[Task to complete] Reproduce the entries in full, with no changes.

## start Supplied records

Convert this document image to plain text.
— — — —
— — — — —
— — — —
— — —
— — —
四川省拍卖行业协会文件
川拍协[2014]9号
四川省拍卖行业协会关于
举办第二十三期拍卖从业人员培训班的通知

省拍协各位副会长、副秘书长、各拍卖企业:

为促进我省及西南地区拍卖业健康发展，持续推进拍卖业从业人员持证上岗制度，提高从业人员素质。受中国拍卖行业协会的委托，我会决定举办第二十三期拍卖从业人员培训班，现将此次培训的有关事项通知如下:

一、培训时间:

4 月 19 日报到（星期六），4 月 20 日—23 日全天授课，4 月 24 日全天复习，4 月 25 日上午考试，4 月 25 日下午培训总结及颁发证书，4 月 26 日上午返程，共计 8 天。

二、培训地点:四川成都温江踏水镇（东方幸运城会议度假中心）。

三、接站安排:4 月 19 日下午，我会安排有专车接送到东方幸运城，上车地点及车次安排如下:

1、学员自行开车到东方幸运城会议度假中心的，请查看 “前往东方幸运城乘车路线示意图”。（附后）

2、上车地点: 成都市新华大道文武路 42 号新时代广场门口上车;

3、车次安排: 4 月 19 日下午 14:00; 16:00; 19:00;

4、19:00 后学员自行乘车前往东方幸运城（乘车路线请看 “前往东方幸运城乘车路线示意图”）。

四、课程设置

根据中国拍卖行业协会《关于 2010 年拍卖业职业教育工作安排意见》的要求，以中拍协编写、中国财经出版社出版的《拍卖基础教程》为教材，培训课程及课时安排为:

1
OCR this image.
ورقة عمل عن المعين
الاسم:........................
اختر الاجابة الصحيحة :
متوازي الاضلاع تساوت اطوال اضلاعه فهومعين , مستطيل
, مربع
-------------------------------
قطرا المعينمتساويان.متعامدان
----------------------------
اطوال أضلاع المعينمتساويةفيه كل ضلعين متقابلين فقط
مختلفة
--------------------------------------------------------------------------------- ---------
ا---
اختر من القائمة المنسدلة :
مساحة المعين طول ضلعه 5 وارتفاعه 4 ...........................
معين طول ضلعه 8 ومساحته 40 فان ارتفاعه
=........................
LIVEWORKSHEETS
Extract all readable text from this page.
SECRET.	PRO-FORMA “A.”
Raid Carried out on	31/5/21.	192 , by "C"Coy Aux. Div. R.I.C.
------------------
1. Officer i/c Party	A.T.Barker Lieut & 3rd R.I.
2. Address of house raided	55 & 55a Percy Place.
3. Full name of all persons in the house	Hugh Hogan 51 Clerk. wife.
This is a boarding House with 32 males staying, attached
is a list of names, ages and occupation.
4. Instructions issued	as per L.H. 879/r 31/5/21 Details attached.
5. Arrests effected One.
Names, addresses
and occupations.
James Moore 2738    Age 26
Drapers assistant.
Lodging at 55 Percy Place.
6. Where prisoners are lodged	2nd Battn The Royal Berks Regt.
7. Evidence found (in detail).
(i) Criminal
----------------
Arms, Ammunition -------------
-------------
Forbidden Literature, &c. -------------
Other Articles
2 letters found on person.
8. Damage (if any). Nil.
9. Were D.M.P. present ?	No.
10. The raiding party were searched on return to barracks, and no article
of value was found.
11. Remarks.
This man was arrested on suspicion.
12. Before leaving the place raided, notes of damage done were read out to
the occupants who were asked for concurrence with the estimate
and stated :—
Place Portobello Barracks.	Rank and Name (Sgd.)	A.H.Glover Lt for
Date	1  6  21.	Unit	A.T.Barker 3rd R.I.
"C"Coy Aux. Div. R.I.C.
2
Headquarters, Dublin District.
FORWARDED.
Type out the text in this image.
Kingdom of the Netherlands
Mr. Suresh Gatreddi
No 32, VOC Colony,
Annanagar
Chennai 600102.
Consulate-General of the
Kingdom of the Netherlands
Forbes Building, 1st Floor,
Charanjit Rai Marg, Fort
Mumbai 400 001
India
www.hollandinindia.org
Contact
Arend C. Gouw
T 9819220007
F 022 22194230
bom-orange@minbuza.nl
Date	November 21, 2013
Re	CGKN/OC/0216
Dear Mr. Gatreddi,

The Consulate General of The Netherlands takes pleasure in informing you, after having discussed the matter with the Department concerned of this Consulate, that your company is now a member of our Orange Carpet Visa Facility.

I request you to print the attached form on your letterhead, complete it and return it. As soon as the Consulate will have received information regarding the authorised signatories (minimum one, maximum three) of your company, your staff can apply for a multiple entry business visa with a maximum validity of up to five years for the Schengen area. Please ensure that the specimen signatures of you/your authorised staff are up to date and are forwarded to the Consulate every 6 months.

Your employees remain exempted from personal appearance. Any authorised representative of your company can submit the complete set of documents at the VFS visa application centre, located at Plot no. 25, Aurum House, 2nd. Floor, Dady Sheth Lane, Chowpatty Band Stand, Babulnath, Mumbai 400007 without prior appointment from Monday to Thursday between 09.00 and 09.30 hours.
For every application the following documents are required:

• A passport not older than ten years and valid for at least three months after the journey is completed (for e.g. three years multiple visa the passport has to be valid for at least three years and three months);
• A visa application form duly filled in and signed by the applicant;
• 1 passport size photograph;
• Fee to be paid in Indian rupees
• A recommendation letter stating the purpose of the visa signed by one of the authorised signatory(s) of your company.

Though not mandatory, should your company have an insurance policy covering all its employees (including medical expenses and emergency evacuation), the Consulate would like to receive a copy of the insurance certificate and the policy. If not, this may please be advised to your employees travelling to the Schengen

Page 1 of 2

## end Supplied records

[Answer for this exercise]
Convert this document image to plain text.
— — — —
— — — — —
— — — —
— — —
— — —
四川省拍卖行业协会文件
川拍协[2014]9号
四川省拍卖行业协会关于
举办第二十三期拍卖从业人员培训班的通知

省拍协各位副会长、副秘书长、各拍卖企业:

为促进我省及西南地区拍卖业健康发展，持续推进拍卖业从业人员持证上岗制度，提高从业人员素质。受中国拍卖行业协会的委托，我会决定举办第二十三期拍卖从业人员培训班，现将此次培训的有关事项通知如下:

一、培训时间:

4 月 19 日报到（星期六），4 月 20 日—23 日全天授课，4 月 24 日全天复习，4 月 25 日上午考试，4 月 25 日下午培训总结及颁发证书，4 月 26 日上午返程，共计 8 天。

二、培训地点:四川成都温江踏水镇（东方幸运城会议度假中心）。

三、接站安排:4 月 19 日下午，我会安排有专车接送到东方幸运城，上车地点及车次安排如下:

1、学员自行开车到东方幸运城会议度假中心的，请查看 “前往东方幸运城乘车路线示意图”。（附后）

2、上车地点: 成都市新华大道文武路 42 号新时代广场门口上车;

3、车次安排: 4 月 19 日下午 14:00; 16:00; 19:00;

4、19:00 后学员自行乘车前往东方幸运城（乘车路线请看 “前往东方幸运城乘车路线示意图”）。

四、课程设置

根据中国拍卖行业协会《关于 2010 年拍卖业职业教育工作安排意见》的要求，以中拍协编写、中国财经出版社出版的《拍卖基础教程》为教材，培训课程及课时安排为:

1
OCR this image.
ورقة عمل عن المعين
الاسم:........................
اختر الاجابة الصحيحة :
متوازي الاضلاع تساوت اطوال اضلاعه فهومعين , مستطيل
, مربع
-------------------------------
قطرا المعينمتساويان.متعامدان
----------------------------
اطوال أضلاع المعينمتساويةفيه كل ضلعين متقابلين فقط
مختلفة
--------------------------------------------------------------------------------- ---------
ا---
اختر من القائمة المنسدلة :
مساحة المعين طول ضلعه 5 وارتفاعه 4 ...........................
معين طول ضلعه 8 ومساحته 40 فان ارتفاعه
=........................
LIVEWORKSHEETS
Extract all readable text from this page.
SECRET.	PRO-FORMA “A.”
Raid Carried out on	31/5/21.	192 , by "C"Coy Aux. Div. R.I.C.
------------------
1. Officer i/c Party	A.T.Barker Lieut & 3rd R.I.
2. Address of house raided	55 & 55a Percy Place.
3. Full name of all persons in the house	Hugh Hogan 51 Clerk. wife.
This is a boarding House with 32 males staying, attached
is a list of names, ages and occupation.
4. Instructions issued	as per L.H. 879/r 31/5/21 Details attached.
5. Arrests effected One.
Names, addresses
and occupations.
James Moore 2738    Age 26
Drapers assistant.
Lodging at 55 Percy Place.
6. Where prisoners are lodged	2nd Battn The Royal Berks Regt.
7. Evidence found (in detail).
(i) Criminal
----------------
Arms, Ammunition -------------
-------------
Forbidden Literature, &c. -------------
Other Articles
2 letters found on person.
8. Damage (if any). Nil.
9. Were D.M.P. present ?	No.
10. The raiding party were searched on return to barracks, and no article
of value was found.
11. Remarks.
This man was arrested on suspicion.
12. Before leaving the place raided, notes of damage done were read out to
the occupants who were asked for concurrence with the estimate
and stated :—
Place Portobello Barracks.	Rank and Name (Sgd.)	A.H.Glover Lt for
Date	1  6  21.	Unit	A.T.Barker 3rd R.I.
"C"Coy Aux. Div. R.I.C.
2
Headquarters, Dublin District.
FORWARDED.
Type out the text in this image.
Kingdom of the Netherlands
Mr. Suresh Gatreddi
No 32, VOC Colony,
Annanagar
Chennai 600102.
Consulate-General of the
Kingdom of the Netherlands
Forbes Building, 1st Floor,
Charanjit Rai Marg, Fort
Mumbai 400 001
India
www.hollandinindia.org
Contact
Arend C. Gouw
T 9819220007
F 022 22194230
bom-orange@minbuza.nl
Date	November 21, 2013
Re	CGKN/OC/0216
Dear Mr. Gatreddi,

The Consulate General of The Netherlands takes pleasure in informing you, after having discussed the matter with the Department concerned of this Consulate, that your company is now a member of our Orange Carpet Visa Facility.

I request you to print the attached form on your letterhead, complete it and return it. As soon as the Consulate will have received information regarding the authorised signatories (minimum one, maximum three) of your company, your staff can apply for a multiple entry business visa with a maximum validity of up to five years for the Schengen area. Please ensure that the specimen signatures of you/your authorised staff are up to date and are forwarded to the Consulate every 6 months.

Your employees remain exempted from personal appearance. Any authorised representative of your company can submit the complete set of documents at the VFS visa application centre, located at Plot no. 25, Aurum House, 2nd. Floor, Dady Sheth Lane, Chowpatty Band Stand, Babulnath, Mumbai 400007 without prior appointment from Monday to Thursday between 09.00 and 09.30 hours.
For every application the following documents are required:

• A passport not older than ten years and valid for at least three months after the journey is completed (for e.g. three years multiple visa the passport has to be valid for at least three years and three months);
• A visa application form duly filled in and signed by the applicant;
• 1 passport size photograph;
• Fee to be paid in Indian rupees
• A recommendation letter stating the purpose of the visa signed by one of the authorised signatory(s) of your company.

Though not mandatory, should your company have an insurance policy covering all its employees (including medical expenses and emergency evacuation), the Consulate would like to receive a copy of the insurance certificate and the policy. If not, this may please be advised to your employees travelling to the Schengen

Page 1 of 2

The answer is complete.